Devolva, sem qualquer alteração, o trecho do texto sobre o 5 de Outubro em Coimbra que começa nas palavras "O 5 de Outubro" e termina depois de "João Paulo Barbosa de Melo.".

* Texto de origem *
########################################

O 5 de Outubro à moda de Coimbra

Em Coimbra houve duas comemorações. A da República teve a representar o Município a sua vice-presidente, historiadora de profissão.

Aproveitando a data, um grupo excursionista de talassas veio comemorar o Tratado de Zamora, com que datam a fundação de Portugal (tolice pegada, ou consideramos a batalha de S. Mamede como a primeira tarde portuguesa ou o reconhecimento papal, afinal o suserano dos suseranos à luz do direito do tempo). A recebê-los, abrindo as portas da autarquia, esteve o presidente da Câmara, João Paulo Barbosa de Melo.

Estas coisas têm a sua lógica. Uma coligação PSD/CDS/PPM venceu as últimas eleições, numa lista encabeçada por Carlos Encarnação, que já cumprira dois mandatos. Decidiu entretanto reformar-se, e o segundo candidato herdou o seu lugar. Também podia acrescentar umas coisas sobre carreiras políticas feitas à sombra familiar, incluindo lugares em listas de deputados, mas nem vale a pena, está tudo explicado.

########################################

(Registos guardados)
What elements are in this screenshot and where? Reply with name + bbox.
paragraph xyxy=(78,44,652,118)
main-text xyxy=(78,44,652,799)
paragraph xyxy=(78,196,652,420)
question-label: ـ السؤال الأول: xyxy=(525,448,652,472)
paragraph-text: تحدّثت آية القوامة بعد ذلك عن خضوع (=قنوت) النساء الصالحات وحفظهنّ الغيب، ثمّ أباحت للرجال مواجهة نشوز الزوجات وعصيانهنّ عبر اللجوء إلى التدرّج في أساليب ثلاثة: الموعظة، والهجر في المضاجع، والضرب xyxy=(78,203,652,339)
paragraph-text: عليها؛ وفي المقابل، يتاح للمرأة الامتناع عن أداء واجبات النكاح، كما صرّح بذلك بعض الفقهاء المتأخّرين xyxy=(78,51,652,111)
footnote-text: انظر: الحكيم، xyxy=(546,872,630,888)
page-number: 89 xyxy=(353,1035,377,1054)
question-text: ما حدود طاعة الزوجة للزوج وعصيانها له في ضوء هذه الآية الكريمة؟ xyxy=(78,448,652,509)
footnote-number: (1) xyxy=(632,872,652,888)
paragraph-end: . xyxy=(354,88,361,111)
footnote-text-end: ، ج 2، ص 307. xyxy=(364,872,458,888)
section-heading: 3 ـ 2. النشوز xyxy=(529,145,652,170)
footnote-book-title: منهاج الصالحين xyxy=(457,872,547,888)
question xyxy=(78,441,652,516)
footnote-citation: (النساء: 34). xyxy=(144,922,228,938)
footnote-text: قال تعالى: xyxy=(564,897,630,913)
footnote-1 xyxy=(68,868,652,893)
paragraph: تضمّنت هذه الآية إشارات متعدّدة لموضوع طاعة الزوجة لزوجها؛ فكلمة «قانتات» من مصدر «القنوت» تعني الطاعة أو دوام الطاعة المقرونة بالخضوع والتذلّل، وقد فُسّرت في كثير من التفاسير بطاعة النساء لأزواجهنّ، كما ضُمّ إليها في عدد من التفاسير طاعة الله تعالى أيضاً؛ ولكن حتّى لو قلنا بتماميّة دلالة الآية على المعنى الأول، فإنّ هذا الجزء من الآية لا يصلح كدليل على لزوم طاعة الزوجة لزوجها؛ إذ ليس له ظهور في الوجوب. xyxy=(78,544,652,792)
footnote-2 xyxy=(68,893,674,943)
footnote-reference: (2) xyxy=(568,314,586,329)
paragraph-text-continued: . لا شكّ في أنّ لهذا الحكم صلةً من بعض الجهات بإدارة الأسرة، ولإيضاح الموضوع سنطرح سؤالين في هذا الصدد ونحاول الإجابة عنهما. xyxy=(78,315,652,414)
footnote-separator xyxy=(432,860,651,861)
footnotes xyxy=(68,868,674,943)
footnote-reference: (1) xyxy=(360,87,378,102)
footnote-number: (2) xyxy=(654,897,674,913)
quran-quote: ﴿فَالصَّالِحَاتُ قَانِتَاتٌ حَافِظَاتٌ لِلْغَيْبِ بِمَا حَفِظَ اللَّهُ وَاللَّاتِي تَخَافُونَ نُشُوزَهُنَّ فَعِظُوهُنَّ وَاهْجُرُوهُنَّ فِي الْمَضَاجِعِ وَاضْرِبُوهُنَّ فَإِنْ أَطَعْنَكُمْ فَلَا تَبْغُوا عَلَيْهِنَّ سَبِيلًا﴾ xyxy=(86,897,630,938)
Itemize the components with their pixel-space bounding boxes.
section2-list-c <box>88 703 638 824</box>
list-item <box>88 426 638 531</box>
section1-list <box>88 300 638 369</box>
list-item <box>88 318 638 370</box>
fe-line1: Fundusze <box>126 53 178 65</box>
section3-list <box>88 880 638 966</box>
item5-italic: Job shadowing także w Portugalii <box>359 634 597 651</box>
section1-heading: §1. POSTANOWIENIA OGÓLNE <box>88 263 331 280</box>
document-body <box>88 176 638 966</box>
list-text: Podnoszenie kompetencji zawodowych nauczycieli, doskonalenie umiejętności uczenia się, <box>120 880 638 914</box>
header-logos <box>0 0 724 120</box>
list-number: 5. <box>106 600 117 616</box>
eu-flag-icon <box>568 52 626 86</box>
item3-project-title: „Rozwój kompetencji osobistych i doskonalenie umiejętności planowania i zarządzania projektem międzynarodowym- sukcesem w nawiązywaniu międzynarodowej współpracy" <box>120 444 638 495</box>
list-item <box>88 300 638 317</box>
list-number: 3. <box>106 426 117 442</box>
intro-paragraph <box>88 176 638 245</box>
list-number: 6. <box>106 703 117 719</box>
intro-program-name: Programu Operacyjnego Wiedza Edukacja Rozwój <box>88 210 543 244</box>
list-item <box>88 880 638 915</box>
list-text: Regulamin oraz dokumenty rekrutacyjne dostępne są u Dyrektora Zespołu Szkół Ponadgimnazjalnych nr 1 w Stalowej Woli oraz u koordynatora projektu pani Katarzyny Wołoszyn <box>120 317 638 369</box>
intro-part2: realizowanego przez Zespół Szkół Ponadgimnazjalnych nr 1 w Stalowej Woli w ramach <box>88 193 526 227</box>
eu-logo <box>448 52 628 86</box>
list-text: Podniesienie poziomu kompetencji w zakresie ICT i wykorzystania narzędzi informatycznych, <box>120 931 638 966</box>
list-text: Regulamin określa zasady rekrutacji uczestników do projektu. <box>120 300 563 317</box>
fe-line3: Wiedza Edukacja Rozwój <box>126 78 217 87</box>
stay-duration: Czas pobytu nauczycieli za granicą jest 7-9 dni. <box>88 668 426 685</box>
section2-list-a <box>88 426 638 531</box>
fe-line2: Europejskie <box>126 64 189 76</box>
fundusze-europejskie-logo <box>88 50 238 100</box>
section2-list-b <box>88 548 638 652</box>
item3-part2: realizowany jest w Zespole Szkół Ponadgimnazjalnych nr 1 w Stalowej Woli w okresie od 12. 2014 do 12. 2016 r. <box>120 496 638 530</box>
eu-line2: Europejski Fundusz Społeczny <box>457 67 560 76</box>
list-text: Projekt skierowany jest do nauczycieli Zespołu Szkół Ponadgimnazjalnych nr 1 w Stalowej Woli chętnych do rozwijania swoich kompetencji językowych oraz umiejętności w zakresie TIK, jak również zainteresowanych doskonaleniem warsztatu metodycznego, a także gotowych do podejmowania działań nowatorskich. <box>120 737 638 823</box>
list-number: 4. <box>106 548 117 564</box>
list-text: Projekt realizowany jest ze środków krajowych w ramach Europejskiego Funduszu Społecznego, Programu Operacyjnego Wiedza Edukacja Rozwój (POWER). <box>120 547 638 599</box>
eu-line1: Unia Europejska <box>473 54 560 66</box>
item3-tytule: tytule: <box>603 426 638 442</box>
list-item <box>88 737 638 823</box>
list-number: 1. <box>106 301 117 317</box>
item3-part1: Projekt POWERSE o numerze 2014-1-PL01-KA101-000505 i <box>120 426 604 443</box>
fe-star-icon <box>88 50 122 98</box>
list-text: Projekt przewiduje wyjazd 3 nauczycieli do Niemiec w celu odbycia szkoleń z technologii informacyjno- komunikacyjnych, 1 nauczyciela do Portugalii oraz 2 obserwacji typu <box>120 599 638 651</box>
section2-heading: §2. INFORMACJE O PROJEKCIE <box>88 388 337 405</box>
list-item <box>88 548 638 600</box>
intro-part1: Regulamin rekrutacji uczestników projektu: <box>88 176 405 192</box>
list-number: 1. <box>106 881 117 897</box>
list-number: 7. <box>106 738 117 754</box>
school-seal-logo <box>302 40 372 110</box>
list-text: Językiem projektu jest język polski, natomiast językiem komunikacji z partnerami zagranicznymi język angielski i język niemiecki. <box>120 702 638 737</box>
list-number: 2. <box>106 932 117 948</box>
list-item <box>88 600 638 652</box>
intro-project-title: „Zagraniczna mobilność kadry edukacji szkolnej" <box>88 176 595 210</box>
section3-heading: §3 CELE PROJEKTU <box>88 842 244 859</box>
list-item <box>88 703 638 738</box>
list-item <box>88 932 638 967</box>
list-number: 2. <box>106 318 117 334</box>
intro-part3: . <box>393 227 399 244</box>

########################################

* Resolução escrita *
O 5 de Outubro à moda de Coimbra

Em Coimbra houve duas comemorações. A da República teve a representar o Município a sua vice-presidente, historiadora de profissão.

Aproveitando a data, um grupo excursionista de talassas veio comemorar o Tratado de Zamora, com que datam a fundação de Portugal (tolice pegada, ou consideramos a batalha de S. Mamede como a primeira tarde portuguesa ou o reconhecimento papal, afinal o suserano dos suseranos à luz do direito do tempo). A recebê-los, abrindo as portas da autarquia, esteve o presidente da Câmara, João Paulo Barbosa de Melo.